>>>>>

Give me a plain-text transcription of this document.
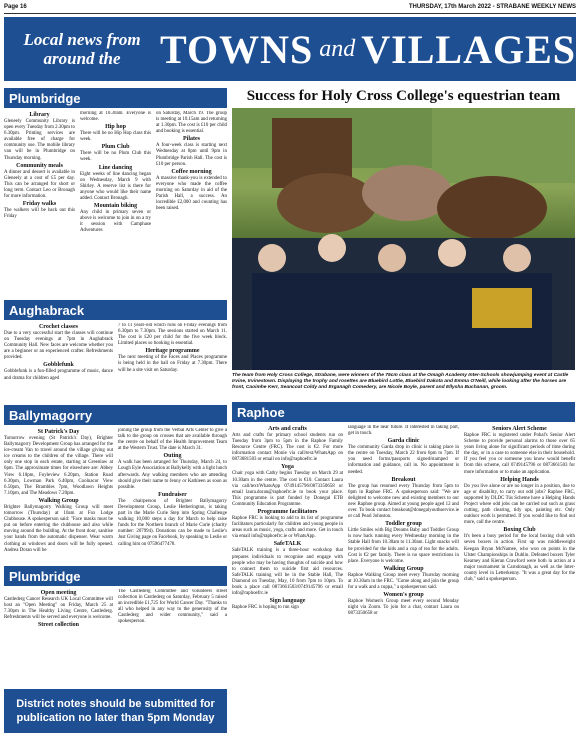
Page 16	THURSDAY, 17th March 2022 - STRABANE WEEKLY NEWS
Local news from
around the TOWNS and VILLAGES
Plumbridge
Library

Gleneely Community Library is open every Tuesday from 2.30pm to 6.30pm. Printing services are available free of charge for community use. The mobile library van will be in Plumbridge on Thursday morning.

Community meals

A dinner and dessert is available in Gleneely at a cost of £5 per day. This can be arranged for short or long term. Contact Leo or Bronagh for more information.

Friday walks

The walkers will be back out this Friday

morning at 10.30am. Everyone is welcome.

Hip hop

There will be no Hip Hop class this week.

Plum Club

There will be no Plum Club this week.

Line dancing

Eight weeks of line dancing began on Wednesday, March 9 with Shirley. A reserve list is there for anyone who would like their name added. Contact Bronagh.

Mountain biking

Any child in primary seven or above is welcome to join in on a try it session with Camphase Adventures

on Saturday, March 19. The group is meeting at 10.15am and returning at 1.30pm. The cost is £10 per child and booking is essential.

Pilates

A four-week class is starting next Wednesday at 8pm until 9pm in Plumbridge Parish Hall. The cost is £10 per person.

Coffee morning

A massive thank-you is extended to everyone who made the coffee morning on Saturday in aid of the Parish Hall, a success. An incredible £2,000 and counting has been raised.

Aughabrack
Crochet classes

Due to a very successful start the classes will continue on Tuesday evenings at 7pm in Aughabrack Community Hall. New faces are welcome whether you are a beginner or an experienced crafter. Refreshments provided.

Gobblefunk

Gobblefunk is a fun-filled programme of music, dance and drama for children aged

7 to 11 years-old which runs on Friday evenings from 6.30pm to 7.30pm. The sessions started on March 11. The cost is £20 per child for the five week block. Limited places so booking is essential.

Heritage programme

The next meeting of the Faces and Places programme is being held in the hall on Friday at 7.30pm. There will be a site visit on Saturday.

Ballymagorry
St Patrick's Day

Tomorrow evening (St Patrick's Day), Brighter Ballymagorry Development Group has arranged for the ice-cream Van to travel around the village giving out ice creams to the children of the village. There will only one stop in each estate, starting at Greenlaw at 6pm. The approximate times for elsewhere are: Abbey View 6.10pm, Foyleview 6.20pm, Station Road 6.30pm, Lowman Park 6.40pm, Coolnacor View 6.50pm, The Brambles 7pm, Woodlawn Heights 7.10pm, and The Meadows 7.20pm.

Walking Group

Brighter Ballymagorry Walking Group will meet tomorrow (Thursday) at 10am at Fox Lodge Clubhouse. A spokesperson said: "Face masks must be put on before entering the clubhouse and also while moving around the building. At the front door, sanitise your hands from the automatic dispenser. Wear warm clothing as windows and doors will be fully opened. Andrea Doran will be

joining the group from the Verbal Arts Center to give a talk to the group on crosses that are available through the centre on behalf of the Health Improvement Team at the Western Trust. The date is March 31.

Outing

A walk has been arranged for Thursday, March 24, to Lough Eyle Association at Ballykelly with a light lunch afterwards. Any walking members who are attending should give their name to Jenny or Kathleen as soon as possible.

Fundraiser

The chairperson of Brighter Ballymagorry Development Group, Leslie Hetherington, is taking part in the Marie Curie Step into Spring Challenge walking 10,000 steps a day for March to help raise funds for the Northern branch of Marie Curie (charity number: 207994). Donations can be made to Leslie's Just Giving page on Facebook, by speaking to Leslie or calling him on 07596477478.

Plumbridge
Open meeting

Castlederg Cancer Research UK Local Committee will host an "Open Meeting" on Friday, March 25 at 7.30pm in The Healthy Living Centre, Castlederg. Refreshments will be served and everyone is welcome.

Street collection

The Castlederg Committee and volunteers street collection in Castlederg on Saturday, February 5 raised an incredible £1,725 for World Cancer Day. "Thanks to all who helped in any way to the generosity of the Castlederg and wider community," said a spokesperson.

District notes should be submitted for publication no later than 5pm Monday
Success for Holy Cross College's equestrian team
The team from Holy Cross College, Strabane, were winners of the 75cm class at the Omagh Academy Inter-Schools showjumping event at Castle Irvine, Irvinestown. Displaying the trophy and rosettes are Bluebird Lottie, Bluebird Dakota and Emma O'Neill, while looking after the horses are front, Caoimhe Kerr, Seancoat Coldy and Erganagh Comedery, are Nicole Boyle, parent and Ellysha Buchanan, groom.
Raphoe
Arts and crafts

Arts and crafts for primary school students run on Tuesday from 3pm to 5pm in the Raphoe Family Resource Centre (FRC). The cost is €2. For more information contact Monie via call/text/WhatsApp on 0873681503 or email on info@raphoefrc.ie

Yoga

Chair yoga with Cathy begins Tuesday on March 29 at 10.30am in the centre. The cost is €10. Contact Laura via call/text/WhatsApp 0749145796/0873350658 or email laura.doran@raphoefrc.ie to book your place. This programme is part funded by Donegal ETB Community Education Programme.

Programme facilitators

Raphoe FRC is looking to add to its list of programme facilitators particularly for children and young people in areas such as music, yoga, crafts and more. Get in touch via email info@raphoefrc.ie or WhatsApp.

SafeTALK

SafeTALK training is a three-hour workshop that prepares individuals to recognise and engage with people who may be having thoughts of suicide and how to connect them to suicide first aid resources. SafeTALK training will be in the Stable Hall, The Diamond on Tuesday, May, 10 from 7pm to 10pm. To book a place call 0873661503/0749145796 or email info@raphoefrc.ie

Sign language

Raphoe FRC is hoping to run sign

language in the near future. If interested in taking part, get in touch.

Garda clinic

The community Garda drop in clinic is taking place in the centre on Tuesday, March 22 from 6pm to 7pm. If you need forms/passports signed/stamped or information and guidance, call in. No appointment is needed.

Breakout

The group has resumed every Thursday from 5pm to 6pm in Raphoe FRC. A spokesperson said: "We are delighted to welcome new and existing members to our new Raphoe group. Aimed at young people aged 12 and over. To book contact breakout@donegalyouthservice.ie or call Pearl Johnston.

Toddler group

Little Smiles with Big Dreams Baby and Toddler Group is now back running every Wednesday morning in the Stable Hall from 10.30am to 11.30am. Light snacks will be provided for the kids and a cup of tea for the adults. Cost is €2 per family. There is no space restrictions in place. Everyone is welcome.

Walking Group

Raphoe Walking Group meet every Thursday morning at 10.30am in the FRC. "Come along and join the group for a walk and a cuppa," a spokesperson said.

Women's group

Raphoe Women's Group meet every second Monday night via Zoom. To join for a chat, contact Laura on 0873350658 or

Seniors Alert Scheme

Raphoe FRC is registered under Pobal's Senior Alert Scheme to provide personal alarms to those over 65 years living alone for significant periods of time during the day, or in a case to someone else in their household. If you feel you or someone you know would benefit from this scheme, call 0749145796 or 0873661503 for more information or to make an application.

Helping Hands

Do you live alone or are no longer in a position, due to age or disability, to carry out odd jobs? Raphoe FRC, supported by DLDC Tús Scheme have a Helping Hands Project where odd jobs can be carried out such as grass cutting, path clearing, tidy ups, painting etc. Only outdoor work is permitted. If you would like to find out more, call the centre.

Boxing Club

It's been a busy period for the local boxing club with seven boxers in action. First up was middleweight Keegan Bryan McNamee, who won on points in the Ulster Championships in Dublin. Defeated boxers Tyler Kearney and Kieran Crawford were both in action at a major tournament in Carndonagh, as well as the Inter-county level in Letterkenny. "It was a great day for the club," said a spokesperson.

<<<<<

Tally the lines of the listing in which the word "facilitators" occurs, and state the total alone.

> _Correct answer_
2